═══ MATERIAL SHOWN
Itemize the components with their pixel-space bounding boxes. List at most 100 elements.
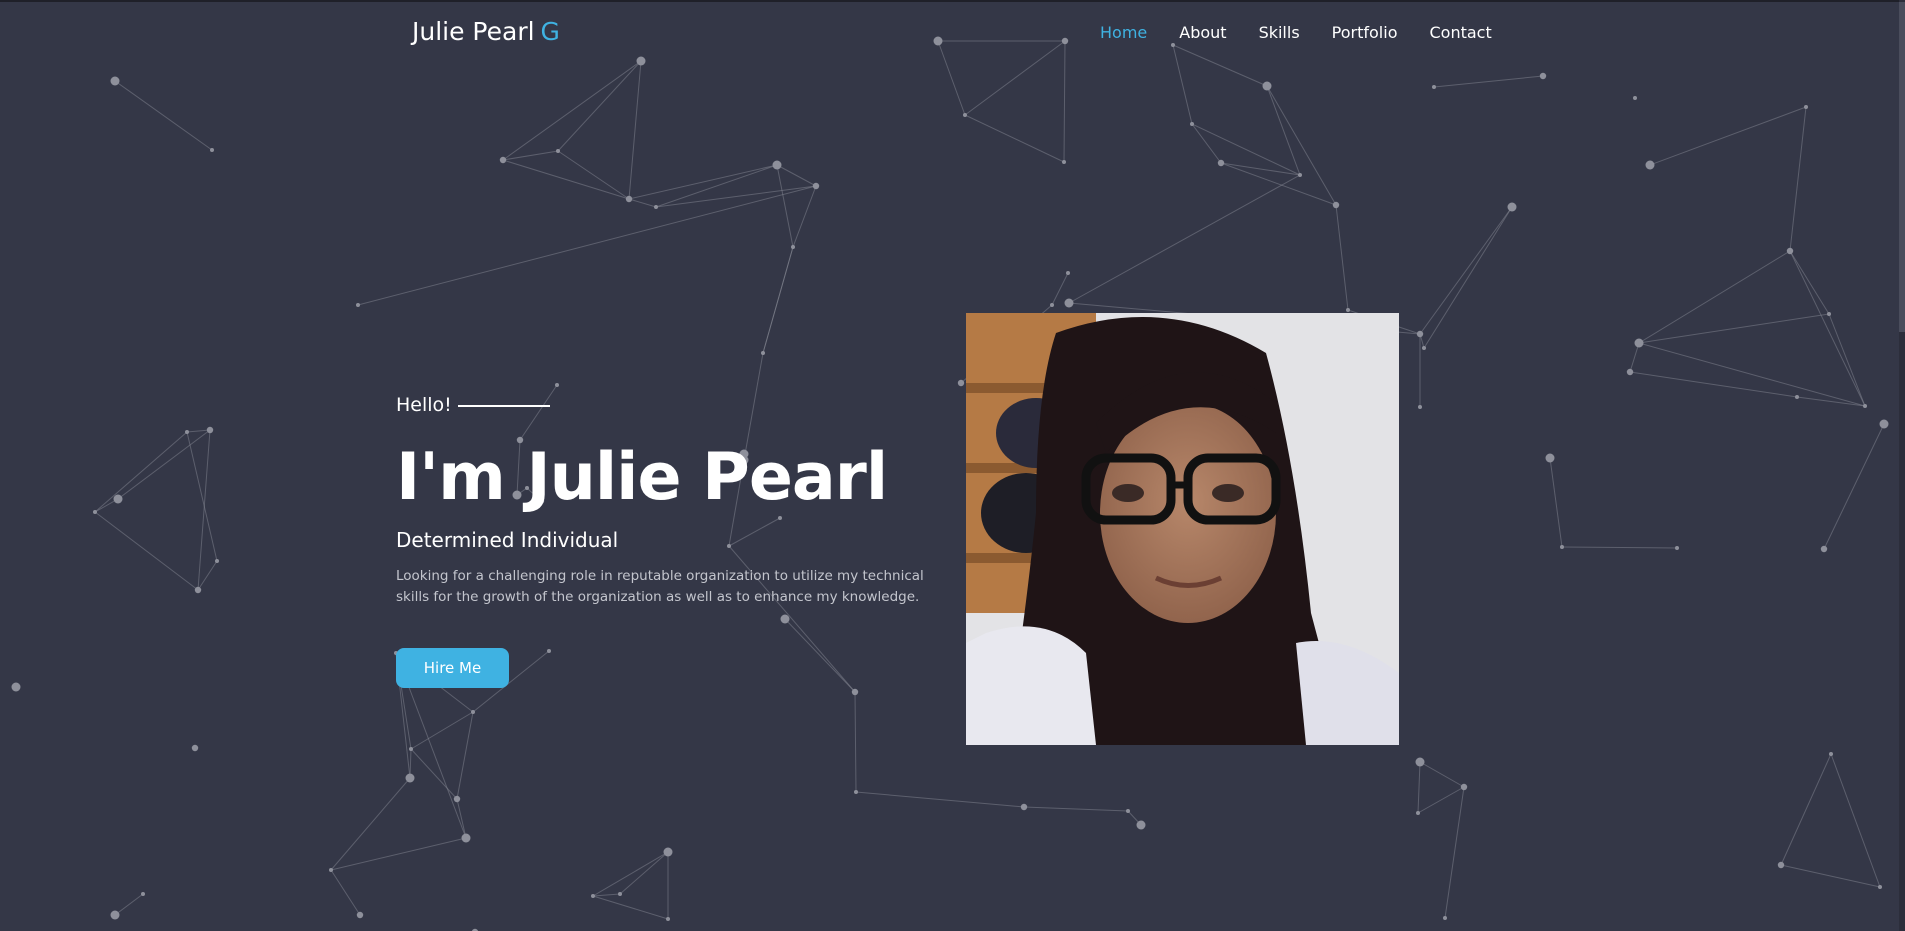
particle-link bbox=[1823, 423, 1885, 550]
particle-dot bbox=[11, 682, 21, 692]
particle-link bbox=[1444, 786, 1465, 919]
particle-link bbox=[1419, 761, 1465, 788]
particle-link bbox=[1828, 313, 1866, 407]
particle-dot bbox=[453, 795, 461, 803]
particle-dot bbox=[141, 892, 145, 896]
particle-link bbox=[792, 185, 817, 248]
particle-dot bbox=[1878, 885, 1882, 889]
particle-link bbox=[619, 851, 669, 895]
nav-link-portfolio[interactable]: Portfolio bbox=[1332, 23, 1398, 42]
particle-dot bbox=[1777, 861, 1785, 869]
nav-link-skills[interactable]: Skills bbox=[1259, 23, 1300, 42]
particle-dot bbox=[1066, 271, 1070, 275]
particle-dot bbox=[854, 790, 858, 794]
particle-dot bbox=[1545, 453, 1555, 463]
site-logo[interactable]: Julie Pearl G bbox=[412, 17, 560, 46]
particle-dot bbox=[1217, 159, 1225, 167]
particle-dot bbox=[1416, 811, 1420, 815]
particle-dot bbox=[1416, 330, 1424, 338]
particle-dot bbox=[1126, 809, 1130, 813]
particle-dot bbox=[1633, 96, 1637, 100]
particle-dot bbox=[1645, 160, 1655, 170]
particle-dot bbox=[591, 894, 595, 898]
particle-link bbox=[1638, 313, 1830, 344]
particle-dot bbox=[113, 494, 123, 504]
particle-dot bbox=[556, 149, 560, 153]
particle-dot bbox=[618, 892, 622, 896]
particle-dot bbox=[185, 430, 189, 434]
particle-link bbox=[502, 150, 559, 161]
particle-link bbox=[1549, 457, 1563, 548]
particle-dot bbox=[812, 182, 820, 190]
particle-link bbox=[1789, 250, 1866, 407]
particle-dot bbox=[194, 586, 202, 594]
particle-dot bbox=[772, 160, 782, 170]
particle-dot bbox=[215, 559, 219, 563]
particle-link bbox=[1638, 250, 1791, 344]
particle-dot bbox=[1062, 160, 1066, 164]
particle-dot bbox=[1050, 303, 1054, 307]
particle-dot bbox=[1298, 173, 1302, 177]
particle-dot bbox=[1829, 752, 1833, 756]
particle-dot bbox=[663, 847, 673, 857]
nav-link-home[interactable]: Home bbox=[1100, 23, 1147, 42]
particle-dot bbox=[654, 205, 658, 209]
particle-dot bbox=[110, 910, 120, 920]
particle-link bbox=[964, 114, 1065, 163]
particle-link bbox=[592, 893, 621, 897]
particle-dot bbox=[1432, 85, 1436, 89]
main-nav: Home About Skills Portfolio Contact bbox=[1100, 23, 1524, 42]
particle-dot bbox=[471, 710, 475, 714]
particle-link bbox=[410, 748, 458, 800]
particle-link bbox=[592, 895, 669, 920]
particle-dot bbox=[1879, 419, 1889, 429]
particle-link bbox=[1068, 174, 1301, 304]
particle-link bbox=[330, 869, 361, 916]
particle-dot bbox=[851, 688, 859, 696]
particle-link bbox=[1649, 106, 1807, 166]
particle-link bbox=[628, 198, 657, 208]
particle-dot bbox=[761, 351, 765, 355]
particle-link bbox=[1830, 753, 1881, 888]
particle-dot bbox=[1675, 546, 1679, 550]
hire-me-button[interactable]: Hire Me bbox=[396, 647, 509, 688]
particle-link bbox=[557, 60, 642, 152]
particle-link bbox=[186, 429, 211, 433]
greeting-row: Hello! bbox=[396, 390, 956, 420]
nav-link-contact[interactable]: Contact bbox=[1429, 23, 1491, 42]
particle-dot bbox=[625, 195, 633, 203]
particle-dot bbox=[1020, 803, 1028, 811]
particle-dot bbox=[1460, 783, 1468, 791]
particle-link bbox=[197, 429, 211, 591]
nav-link-about[interactable]: About bbox=[1179, 23, 1226, 42]
particle-dot bbox=[791, 245, 795, 249]
particle-link bbox=[94, 511, 199, 591]
particle-link bbox=[1561, 546, 1678, 549]
particle-link bbox=[1780, 753, 1832, 866]
particle-dot bbox=[1064, 298, 1074, 308]
particle-dot bbox=[1415, 757, 1425, 767]
particle-dot bbox=[1827, 312, 1831, 316]
particle-dot bbox=[957, 379, 965, 387]
particle-link bbox=[357, 185, 817, 306]
particle-link bbox=[114, 80, 213, 151]
particle-link bbox=[330, 837, 467, 871]
particle-dot bbox=[1136, 820, 1146, 830]
particle-dot bbox=[1332, 201, 1340, 209]
particle-link bbox=[1629, 371, 1798, 398]
particle-dot bbox=[356, 911, 364, 919]
particle-link bbox=[114, 893, 144, 916]
particle-link bbox=[854, 691, 857, 793]
particle-link bbox=[628, 60, 642, 200]
greeting-text: Hello! bbox=[396, 394, 452, 416]
particle-dot bbox=[499, 156, 507, 164]
particle-dot bbox=[461, 833, 471, 843]
particle-link bbox=[1419, 206, 1513, 335]
profile-photo bbox=[966, 313, 1399, 745]
particle-link bbox=[1417, 786, 1465, 814]
particle-dot bbox=[329, 868, 333, 872]
particle-link bbox=[592, 851, 669, 897]
particle-link bbox=[1789, 250, 1830, 315]
greeting-divider bbox=[457, 405, 550, 407]
particle-link bbox=[1423, 206, 1513, 349]
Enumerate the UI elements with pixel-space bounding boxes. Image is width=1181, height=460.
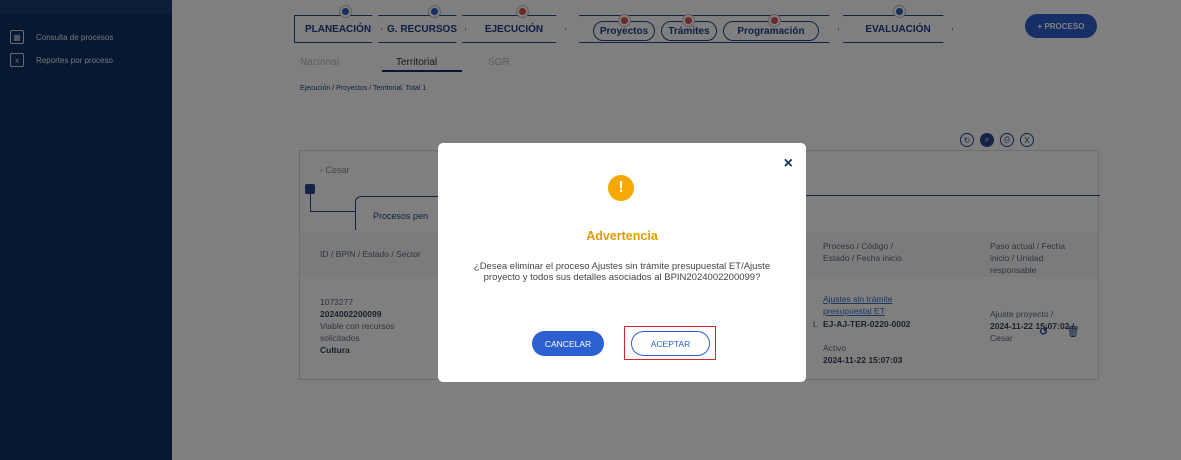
accept-label: ACEPTAR: [650, 338, 691, 349]
dialog-message: ¿Desea eliminar el proceso Ajustes sin t…: [473, 261, 771, 283]
accept-button[interactable]: ACEPTAR: [631, 331, 710, 356]
close-icon[interactable]: ×: [784, 155, 793, 173]
cancel-button[interactable]: CANCELAR: [532, 331, 604, 356]
dialog-title: Advertencia: [586, 229, 658, 243]
warning-dialog: × ! Advertencia ¿Desea eliminar el proce…: [438, 143, 806, 382]
cancel-label: CANCELAR: [544, 338, 592, 349]
warning-icon: !: [608, 175, 634, 201]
══════
▶ **WHAT IS BEING ASKED**
Write these records out again with "particle-link" renamed to "particle-edge" throughout, changing nothing else, and leave out the pictures.

▶ **SOLUTION**
Itemize the components with their pixel-space bounding boxes. List at most 100 elements.
particle-edge bbox=[1823, 423, 1885, 550]
particle-dot bbox=[11, 682, 21, 692]
particle-edge bbox=[1444, 786, 1465, 919]
particle-edge bbox=[1419, 761, 1465, 788]
particle-edge bbox=[1828, 313, 1866, 407]
particle-dot bbox=[453, 795, 461, 803]
particle-dot bbox=[141, 892, 145, 896]
particle-edge bbox=[792, 185, 817, 248]
particle-dot bbox=[1878, 885, 1882, 889]
particle-edge bbox=[619, 851, 669, 895]
nav-link-portfolio[interactable]: Portfolio bbox=[1332, 23, 1398, 42]
particle-dot bbox=[1777, 861, 1785, 869]
nav-link-skills[interactable]: Skills bbox=[1259, 23, 1300, 42]
particle-dot bbox=[1066, 271, 1070, 275]
particle-dot bbox=[854, 790, 858, 794]
particle-dot bbox=[1545, 453, 1555, 463]
site-logo[interactable]: Julie Pearl G bbox=[412, 17, 560, 46]
particle-dot bbox=[1217, 159, 1225, 167]
particle-dot bbox=[1416, 811, 1420, 815]
particle-dot bbox=[1416, 330, 1424, 338]
particle-dot bbox=[1126, 809, 1130, 813]
particle-dot bbox=[1633, 96, 1637, 100]
particle-dot bbox=[1645, 160, 1655, 170]
particle-dot bbox=[591, 894, 595, 898]
particle-edge bbox=[1638, 313, 1830, 344]
particle-dot bbox=[113, 494, 123, 504]
particle-dot bbox=[556, 149, 560, 153]
particle-dot bbox=[618, 892, 622, 896]
particle-dot bbox=[185, 430, 189, 434]
particle-edge bbox=[502, 150, 559, 161]
particle-edge bbox=[1549, 457, 1563, 548]
particle-dot bbox=[812, 182, 820, 190]
particle-edge bbox=[1789, 250, 1866, 407]
particle-dot bbox=[194, 586, 202, 594]
particle-dot bbox=[772, 160, 782, 170]
particle-dot bbox=[215, 559, 219, 563]
particle-edge bbox=[1638, 250, 1791, 344]
particle-dot bbox=[1062, 160, 1066, 164]
particle-dot bbox=[1050, 303, 1054, 307]
particle-dot bbox=[1298, 173, 1302, 177]
particle-dot bbox=[1829, 752, 1833, 756]
particle-dot bbox=[663, 847, 673, 857]
nav-link-home[interactable]: Home bbox=[1100, 23, 1147, 42]
particle-dot bbox=[654, 205, 658, 209]
particle-dot bbox=[110, 910, 120, 920]
particle-edge bbox=[964, 114, 1065, 163]
particle-edge bbox=[592, 893, 621, 897]
particle-dot bbox=[1432, 85, 1436, 89]
main-nav: Home About Skills Portfolio Contact bbox=[1100, 23, 1524, 42]
particle-dot bbox=[471, 710, 475, 714]
particle-edge bbox=[410, 748, 458, 800]
particle-edge bbox=[592, 895, 669, 920]
particle-dot bbox=[1879, 419, 1889, 429]
particle-edge bbox=[1068, 174, 1301, 304]
particle-edge bbox=[330, 869, 361, 916]
particle-dot bbox=[851, 688, 859, 696]
particle-edge bbox=[1649, 106, 1807, 166]
particle-edge bbox=[628, 198, 657, 208]
particle-dot bbox=[761, 351, 765, 355]
particle-edge bbox=[1830, 753, 1881, 888]
particle-dot bbox=[1675, 546, 1679, 550]
hire-me-button[interactable]: Hire Me bbox=[396, 647, 509, 688]
particle-edge bbox=[557, 60, 642, 152]
particle-edge bbox=[186, 429, 211, 433]
greeting-row: Hello! bbox=[396, 390, 956, 420]
nav-link-contact[interactable]: Contact bbox=[1429, 23, 1491, 42]
particle-dot bbox=[625, 195, 633, 203]
particle-dot bbox=[1020, 803, 1028, 811]
particle-dot bbox=[1460, 783, 1468, 791]
particle-edge bbox=[197, 429, 211, 591]
nav-link-about[interactable]: About bbox=[1179, 23, 1226, 42]
particle-dot bbox=[791, 245, 795, 249]
particle-edge bbox=[94, 511, 199, 591]
particle-edge bbox=[1561, 546, 1678, 549]
particle-edge bbox=[1780, 753, 1832, 866]
particle-dot bbox=[1064, 298, 1074, 308]
particle-dot bbox=[1415, 757, 1425, 767]
particle-dot bbox=[1827, 312, 1831, 316]
particle-dot bbox=[957, 379, 965, 387]
particle-edge bbox=[357, 185, 817, 306]
particle-edge bbox=[114, 80, 213, 151]
particle-edge bbox=[330, 837, 467, 871]
particle-dot bbox=[1136, 820, 1146, 830]
particle-dot bbox=[1332, 201, 1340, 209]
particle-edge bbox=[1629, 371, 1798, 398]
particle-dot bbox=[356, 911, 364, 919]
particle-edge bbox=[114, 893, 144, 916]
particle-edge bbox=[854, 691, 857, 793]
particle-edge bbox=[628, 60, 642, 200]
greeting-text: Hello! bbox=[396, 394, 452, 416]
particle-dot bbox=[499, 156, 507, 164]
particle-dot bbox=[461, 833, 471, 843]
particle-edge bbox=[1419, 206, 1513, 335]
profile-photo bbox=[966, 313, 1399, 745]
particle-edge bbox=[1417, 786, 1465, 814]
particle-dot bbox=[329, 868, 333, 872]
particle-edge bbox=[592, 851, 669, 897]
particle-edge bbox=[1789, 250, 1830, 315]
greeting-divider bbox=[457, 405, 550, 407]
particle-edge bbox=[1423, 206, 1513, 349]
Enumerate the UI elements with pixel-space bounding boxes. Image is width=1181, height=460.
accept-label: ACEPTAR: [650, 338, 691, 349]
dialog-message: ¿Desea eliminar el proceso Ajustes sin t…: [473, 261, 771, 283]
accept-button[interactable]: ACEPTAR: [631, 331, 710, 356]
close-icon[interactable]: ×: [784, 155, 793, 173]
cancel-button[interactable]: CANCELAR: [532, 331, 604, 356]
dialog-title: Advertencia: [586, 229, 658, 243]
warning-dialog: × ! Advertencia ¿Desea eliminar el proce…: [438, 143, 806, 382]
cancel-label: CANCELAR: [544, 338, 592, 349]
warning-icon: !: [608, 175, 634, 201]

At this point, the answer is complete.